Task objective: Pictures in the data below are not part of the copy; transcribe everything else exactly.

Data rows:
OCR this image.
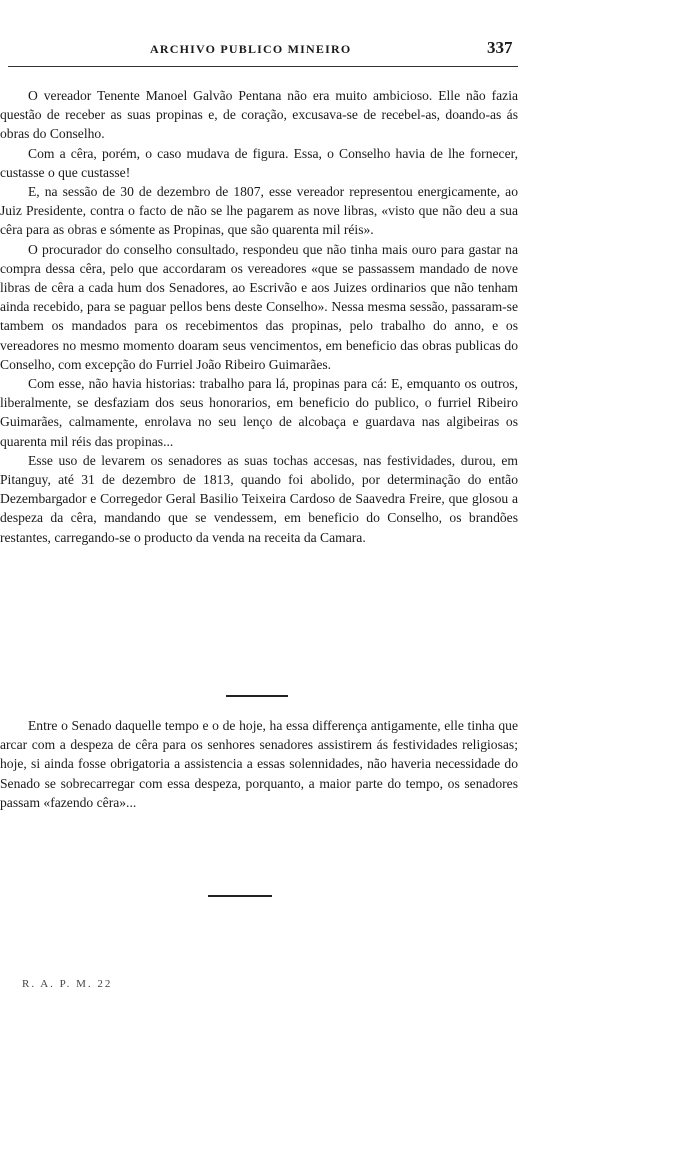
ARCHIVO PUBLICO MINEIRO	337

O vereador Tenente Manoel Galvão Pentana não era muito ambicioso. Elle não fazia questão de receber as suas propinas e, de coração, excusava-se de recebel-as, doando-as ás obras do Conselho.

Com a cêra, porém, o caso mudava de figura. Essa, o Conselho havia de lhe fornecer, custasse o que custasse!

E, na sessão de 30 de dezembro de 1807, esse vereador representou energicamente, ao Juiz Presidente, contra o facto de não se lhe pagarem as nove libras, «visto que não deu a sua cêra para as obras e sómente as Propinas, que são quarenta mil réis».

O procurador do conselho consultado, respondeu que não tinha mais ouro para gastar na compra dessa cêra, pelo que accordaram os vereadores «que se passassem mandado de nove libras de cêra a cada hum dos Senadores, ao Escrivão e aos Juizes ordinarios que não tenham ainda recebido, para se paguar pellos bens deste Conselho». Nessa mesma sessão, passaram-se tambem os mandados para os recebimentos das propinas, pelo trabalho do anno, e os vereadores no mesmo momento doaram seus vencimentos, em beneficio das obras publicas do Conselho, com excepção do Furriel João Ribeiro Guimarães.

Com esse, não havia historias: trabalho para lá, propinas para cá: E, emquanto os outros, liberalmente, se desfaziam dos seus honorarios, em beneficio do publico, o furriel Ribeiro Guimarães, calmamente, enrolava no seu lenço de alcobaça e guardava nas algibeiras os quarenta mil réis das propinas...

Esse uso de levarem os senadores as suas tochas accesas, nas festividades, durou, em Pitanguy, até 31 de dezembro de 1813, quando foi abolido, por determinação do então Dezembargador e Corregedor Geral Basilio Teixeira Cardoso de Saavedra Freire, que glosou a despeza da cêra, mandando que se vendessem, em beneficio do Conselho, os brandões restantes, carregando-se o producto da venda na receita da Camara.

Entre o Senado daquelle tempo e o de hoje, ha essa differença antigamente, elle tinha que arcar com a despeza de cêra para os senhores senadores assistirem ás festividades religiosas; hoje, si ainda fosse obrigatoria a assistencia a essas solennidades, não haveria necessidade do Senado se sobrecarregar com essa despeza, porquanto, a maior parte do tempo, os senadores passam «fazendo cêra»...

R. A. P. M. 22
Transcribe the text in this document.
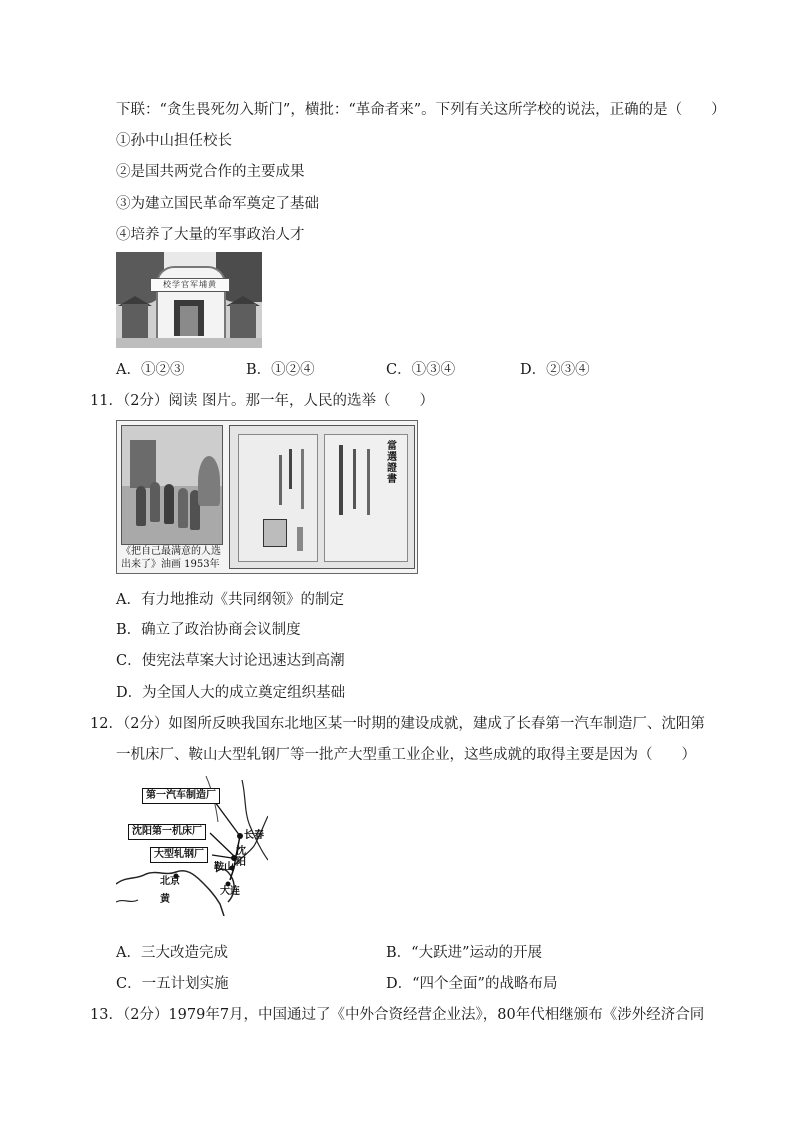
下联：“贪生畏死勿入斯门”，横批：“革命者来”。下列有关这所学校的说法，正确的是（　　）
①孙中山担任校长
②是国共两党合作的主要成果
③为建立国民革命军奠定了基础
④培养了大量的军事政治人才
校学官军埔黄
A．①②③	B．①②④	C．①③④	D．②③④
11．（2分）阅读 图片。那一年，人民的选举（　　）
《把自己最满意的人选出来了》油画 1953年
當選證書
A．有力地推动《共同纲领》的制定
B．确立了政治协商会议制度
C．使宪法草案大讨论迅速达到高潮
D．为全国人大的成立奠定组织基础
12．（2分）如图所反映我国东北地区某一时期的建设成就，建成了长春第一汽车制造厂、沈阳第
一机床厂、鞍山大型轧钢厂等一批产大型重工业企业，这些成就的取得主要是因为（　　）
第一汽车制造厂
沈阳第一机床厂
大型轧钢厂
长春
沈阳
鞍山
北京
大连
黄
A．三大改造完成	B．“大跃进”运动的开展
C．一五计划实施	D．“四个全面”的战略布局
13．（2分）1979年7月，中国通过了《中外合资经营企业法》，80年代相继颁布《涉外经济合同
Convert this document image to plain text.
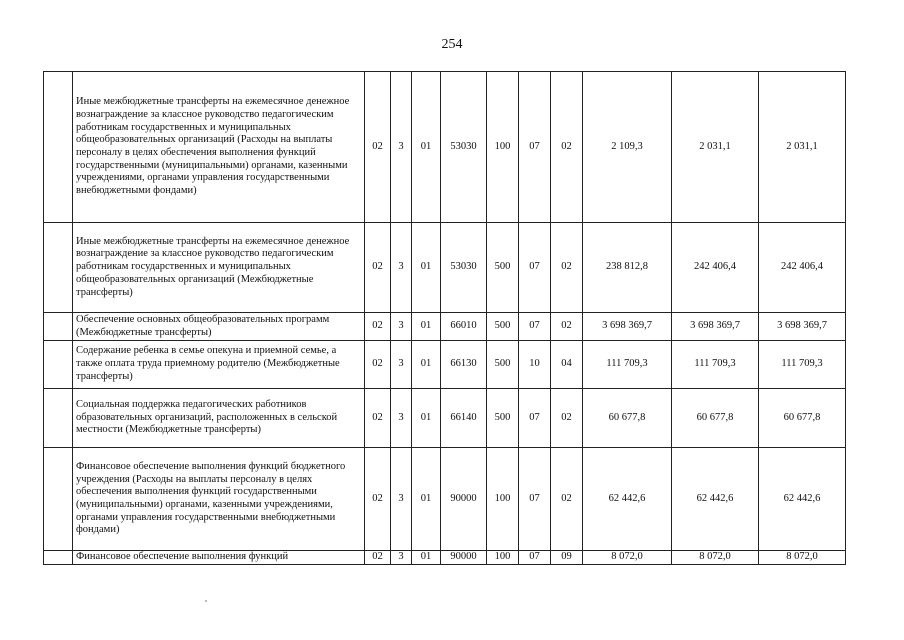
254
	Иные межбюджетные трансферты на ежемесячное денежное вознаграждение за классное руководство педагогическим работникам государственных и муниципальных общеобразовательных организаций (Расходы на выплаты персоналу в целях обеспечения выполнения функций государственными (муниципальными) органами, казенными учреждениями, органами управления государственными внебюджетными фондами)	02	3	01	53030	100	07	02	2 109,3	2 031,1	2 031,1
	Иные межбюджетные трансферты на ежемесячное денежное вознаграждение за классное руководство педагогическим работникам государственных и муниципальных общеобразовательных организаций (Межбюджетные трансферты)	02	3	01	53030	500	07	02	238 812,8	242 406,4	242 406,4
	Обеспечение основных общеобразовательных программ (Межбюджетные трансферты)	02	3	01	66010	500	07	02	3 698 369,7	3 698 369,7	3 698 369,7
	Содержание ребенка в семье опекуна и приемной семье, а также оплата труда приемному родителю (Межбюджетные трансферты)	02	3	01	66130	500	10	04	111 709,3	111 709,3	111 709,3
	Социальная поддержка педагогических работников образовательных организаций, расположенных в сельской местности (Межбюджетные трансферты)	02	3	01	66140	500	07	02	60 677,8	60 677,8	60 677,8
	Финансовое обеспечение выполнения функций бюджетного учреждения (Расходы на выплаты персоналу в целях обеспечения выполнения функций государственными (муниципальными) органами, казенными учреждениями, органами управления государственными внебюджетными фондами)	02	3	01	90000	100	07	02	62 442,6	62 442,6	62 442,6
	Финансовое обеспечение выполнения функций	02	3	01	90000	100	07	09	8 072,0	8 072,0	8 072,0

Expected answer:
OCR this image.
ARCHIVO PUBLICO MINEIRO	337

O vereador Tenente Manoel Galvão Pentana não era muito ambicioso. Elle não fazia questão de receber as suas propinas e, de coração, excusava-se de recebel-as, doando-as ás obras do Conselho.

Com a cêra, porém, o caso mudava de figura. Essa, o Conselho havia de lhe fornecer, custasse o que custasse!

E, na sessão de 30 de dezembro de 1807, esse vereador representou energicamente, ao Juiz Presidente, contra o facto de não se lhe pagarem as nove libras, «visto que não deu a sua cêra para as obras e sómente as Propinas, que são quarenta mil réis».

O procurador do conselho consultado, respondeu que não tinha mais ouro para gastar na compra dessa cêra, pelo que accordaram os vereadores «que se passassem mandado de nove libras de cêra a cada hum dos Senadores, ao Escrivão e aos Juizes ordinarios que não tenham ainda recebido, para se paguar pellos bens deste Conselho». Nessa mesma sessão, passaram-se tambem os mandados para os recebimentos das propinas, pelo trabalho do anno, e os vereadores no mesmo momento doaram seus vencimentos, em beneficio das obras publicas do Conselho, com excepção do Furriel João Ribeiro Guimarães.

Com esse, não havia historias: trabalho para lá, propinas para cá: E, emquanto os outros, liberalmente, se desfaziam dos seus honorarios, em beneficio do publico, o furriel Ribeiro Guimarães, calmamente, enrolava no seu lenço de alcobaça e guardava nas algibeiras os quarenta mil réis das propinas...

Esse uso de levarem os senadores as suas tochas accesas, nas festividades, durou, em Pitanguy, até 31 de dezembro de 1813, quando foi abolido, por determinação do então Dezembargador e Corregedor Geral Basilio Teixeira Cardoso de Saavedra Freire, que glosou a despeza da cêra, mandando que se vendessem, em beneficio do Conselho, os brandões restantes, carregando-se o producto da venda na receita da Camara.

Entre o Senado daquelle tempo e o de hoje, ha essa differença antigamente, elle tinha que arcar com a despeza de cêra para os senhores senadores assistirem ás festividades religiosas; hoje, si ainda fosse obrigatoria a assistencia a essas solennidades, não haveria necessidade do Senado se sobrecarregar com essa despeza, porquanto, a maior parte do tempo, os senadores passam «fazendo cêra»...

R. A. P. M. 22
Transcribe the text in this document.
下联：“贪生畏死勿入斯门”，横批：“革命者来”。下列有关这所学校的说法，正确的是（　　）
①孙中山担任校长
②是国共两党合作的主要成果
③为建立国民革命军奠定了基础
④培养了大量的军事政治人才
校学官军埔黄
A．①②③	B．①②④	C．①③④	D．②③④
11．（2分）阅读 图片。那一年，人民的选举（　　）
《把自己最满意的人选出来了》油画 1953年
當選證書
A．有力地推动《共同纲领》的制定
B．确立了政治协商会议制度
C．使宪法草案大讨论迅速达到高潮
D．为全国人大的成立奠定组织基础
12．（2分）如图所反映我国东北地区某一时期的建设成就，建成了长春第一汽车制造厂、沈阳第
一机床厂、鞍山大型轧钢厂等一批产大型重工业企业，这些成就的取得主要是因为（　　）
第一汽车制造厂
沈阳第一机床厂
大型轧钢厂
长春
沈阳
鞍山
北京
大连
黄
A．三大改造完成	B．“大跃进”运动的开展
C．一五计划实施	D．“四个全面”的战略布局
13．（2分）1979年7月，中国通过了《中外合资经营企业法》，80年代相继颁布《涉外经济合同
Convert this document image to plain text.
254
	Иные межбюджетные трансферты на ежемесячное денежное вознаграждение за классное руководство педагогическим работникам государственных и муниципальных общеобразовательных организаций (Расходы на выплаты персоналу в целях обеспечения выполнения функций государственными (муниципальными) органами, казенными учреждениями, органами управления государственными внебюджетными фондами)	02	3	01	53030	100	07	02	2 109,3	2 031,1	2 031,1
	Иные межбюджетные трансферты на ежемесячное денежное вознаграждение за классное руководство педагогическим работникам государственных и муниципальных общеобразовательных организаций (Межбюджетные трансферты)	02	3	01	53030	500	07	02	238 812,8	242 406,4	242 406,4
	Обеспечение основных общеобразовательных программ (Межбюджетные трансферты)	02	3	01	66010	500	07	02	3 698 369,7	3 698 369,7	3 698 369,7
	Содержание ребенка в семье опекуна и приемной семье, а также оплата труда приемному родителю (Межбюджетные трансферты)	02	3	01	66130	500	10	04	111 709,3	111 709,3	111 709,3
	Социальная поддержка педагогических работников образовательных организаций, расположенных в сельской местности (Межбюджетные трансферты)	02	3	01	66140	500	07	02	60 677,8	60 677,8	60 677,8
	Финансовое обеспечение выполнения функций бюджетного учреждения (Расходы на выплаты персоналу в целях обеспечения выполнения функций государственными (муниципальными) органами, казенными учреждениями, органами управления государственными внебюджетными фондами)	02	3	01	90000	100	07	02	62 442,6	62 442,6	62 442,6
	Финансовое обеспечение выполнения функций	02	3	01	90000	100	07	09	8 072,0	8 072,0	8 072,0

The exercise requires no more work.